§ Data entries

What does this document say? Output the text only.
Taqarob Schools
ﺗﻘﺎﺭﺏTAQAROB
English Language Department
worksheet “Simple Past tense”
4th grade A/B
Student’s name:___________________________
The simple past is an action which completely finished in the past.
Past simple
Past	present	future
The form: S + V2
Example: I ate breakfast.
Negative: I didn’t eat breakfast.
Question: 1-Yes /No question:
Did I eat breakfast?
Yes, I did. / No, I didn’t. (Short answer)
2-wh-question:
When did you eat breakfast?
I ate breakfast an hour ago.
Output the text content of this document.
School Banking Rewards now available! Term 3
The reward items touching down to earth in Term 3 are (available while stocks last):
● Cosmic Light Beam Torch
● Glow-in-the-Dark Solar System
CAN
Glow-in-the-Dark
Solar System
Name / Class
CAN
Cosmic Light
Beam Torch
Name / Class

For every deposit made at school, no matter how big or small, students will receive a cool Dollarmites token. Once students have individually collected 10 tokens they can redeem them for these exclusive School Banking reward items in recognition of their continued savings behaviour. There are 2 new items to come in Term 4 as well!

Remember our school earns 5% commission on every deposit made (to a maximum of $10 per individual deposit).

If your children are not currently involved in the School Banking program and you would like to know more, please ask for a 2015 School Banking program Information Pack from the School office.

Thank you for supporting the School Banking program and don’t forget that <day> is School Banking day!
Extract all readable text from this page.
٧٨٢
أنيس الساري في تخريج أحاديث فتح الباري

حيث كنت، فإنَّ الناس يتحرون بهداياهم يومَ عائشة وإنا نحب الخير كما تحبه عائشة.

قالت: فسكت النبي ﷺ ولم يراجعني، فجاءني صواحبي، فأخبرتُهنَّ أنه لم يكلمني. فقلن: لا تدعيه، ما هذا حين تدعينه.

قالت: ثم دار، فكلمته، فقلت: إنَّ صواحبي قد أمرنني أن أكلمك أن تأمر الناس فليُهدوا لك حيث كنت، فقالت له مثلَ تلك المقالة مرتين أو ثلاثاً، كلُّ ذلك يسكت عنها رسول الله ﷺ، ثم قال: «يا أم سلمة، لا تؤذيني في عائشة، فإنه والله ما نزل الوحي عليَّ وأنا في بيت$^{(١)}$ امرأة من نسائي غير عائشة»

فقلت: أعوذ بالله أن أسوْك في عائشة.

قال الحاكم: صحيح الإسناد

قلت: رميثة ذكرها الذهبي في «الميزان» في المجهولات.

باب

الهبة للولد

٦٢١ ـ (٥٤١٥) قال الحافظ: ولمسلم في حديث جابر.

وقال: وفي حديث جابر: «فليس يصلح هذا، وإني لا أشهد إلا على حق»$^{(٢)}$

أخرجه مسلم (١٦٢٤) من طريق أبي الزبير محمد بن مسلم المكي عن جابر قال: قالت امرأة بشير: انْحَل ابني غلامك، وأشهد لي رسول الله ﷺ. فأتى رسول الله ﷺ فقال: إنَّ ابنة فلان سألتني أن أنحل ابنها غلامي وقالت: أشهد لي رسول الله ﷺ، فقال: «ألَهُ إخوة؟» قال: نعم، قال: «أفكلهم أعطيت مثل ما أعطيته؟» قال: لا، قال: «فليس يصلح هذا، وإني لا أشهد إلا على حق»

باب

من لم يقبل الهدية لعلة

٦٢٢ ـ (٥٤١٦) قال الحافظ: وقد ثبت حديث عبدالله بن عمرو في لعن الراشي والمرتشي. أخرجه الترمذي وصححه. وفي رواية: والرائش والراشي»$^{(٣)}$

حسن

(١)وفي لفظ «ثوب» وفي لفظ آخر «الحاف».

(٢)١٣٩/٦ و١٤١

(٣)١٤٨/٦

§ Aim
Transcribe all the entries, keeping each one exactly as it is.

§ Answer to this exercise
What does this document say? Output the text only.
Taqarob Schools
ﺗﻘﺎﺭﺏTAQAROB
English Language Department
worksheet “Simple Past tense”
4th grade A/B
Student’s name:___________________________
The simple past is an action which completely finished in the past.
Past simple
Past	present	future
The form: S + V2
Example: I ate breakfast.
Negative: I didn’t eat breakfast.
Question: 1-Yes /No question:
Did I eat breakfast?
Yes, I did. / No, I didn’t. (Short answer)
2-wh-question:
When did you eat breakfast?
I ate breakfast an hour ago.
Output the text content of this document.
School Banking Rewards now available! Term 3
The reward items touching down to earth in Term 3 are (available while stocks last):
● Cosmic Light Beam Torch
● Glow-in-the-Dark Solar System
CAN
Glow-in-the-Dark
Solar System
Name / Class
CAN
Cosmic Light
Beam Torch
Name / Class

For every deposit made at school, no matter how big or small, students will receive a cool Dollarmites token. Once students have individually collected 10 tokens they can redeem them for these exclusive School Banking reward items in recognition of their continued savings behaviour. There are 2 new items to come in Term 4 as well!

Remember our school earns 5% commission on every deposit made (to a maximum of $10 per individual deposit).

If your children are not currently involved in the School Banking program and you would like to know more, please ask for a 2015 School Banking program Information Pack from the School office.

Thank you for supporting the School Banking program and don’t forget that <day> is School Banking day!
Extract all readable text from this page.
٧٨٢
أنيس الساري في تخريج أحاديث فتح الباري

حيث كنت، فإنَّ الناس يتحرون بهداياهم يومَ عائشة وإنا نحب الخير كما تحبه عائشة.

قالت: فسكت النبي ﷺ ولم يراجعني، فجاءني صواحبي، فأخبرتُهنَّ أنه لم يكلمني. فقلن: لا تدعيه، ما هذا حين تدعينه.

قالت: ثم دار، فكلمته، فقلت: إنَّ صواحبي قد أمرنني أن أكلمك أن تأمر الناس فليُهدوا لك حيث كنت، فقالت له مثلَ تلك المقالة مرتين أو ثلاثاً، كلُّ ذلك يسكت عنها رسول الله ﷺ، ثم قال: «يا أم سلمة، لا تؤذيني في عائشة، فإنه والله ما نزل الوحي عليَّ وأنا في بيت$^{(١)}$ امرأة من نسائي غير عائشة»

فقلت: أعوذ بالله أن أسوْك في عائشة.

قال الحاكم: صحيح الإسناد

قلت: رميثة ذكرها الذهبي في «الميزان» في المجهولات.

باب

الهبة للولد

٦٢١ ـ (٥٤١٥) قال الحافظ: ولمسلم في حديث جابر.

وقال: وفي حديث جابر: «فليس يصلح هذا، وإني لا أشهد إلا على حق»$^{(٢)}$

أخرجه مسلم (١٦٢٤) من طريق أبي الزبير محمد بن مسلم المكي عن جابر قال: قالت امرأة بشير: انْحَل ابني غلامك، وأشهد لي رسول الله ﷺ. فأتى رسول الله ﷺ فقال: إنَّ ابنة فلان سألتني أن أنحل ابنها غلامي وقالت: أشهد لي رسول الله ﷺ، فقال: «ألَهُ إخوة؟» قال: نعم، قال: «أفكلهم أعطيت مثل ما أعطيته؟» قال: لا، قال: «فليس يصلح هذا، وإني لا أشهد إلا على حق»

باب

من لم يقبل الهدية لعلة

٦٢٢ ـ (٥٤١٦) قال الحافظ: وقد ثبت حديث عبدالله بن عمرو في لعن الراشي والمرتشي. أخرجه الترمذي وصححه. وفي رواية: والرائش والراشي»$^{(٣)}$

حسن

(١)وفي لفظ «ثوب» وفي لفظ آخر «الحاف».

(٢)١٣٩/٦ و١٤١

(٣)١٤٨/٦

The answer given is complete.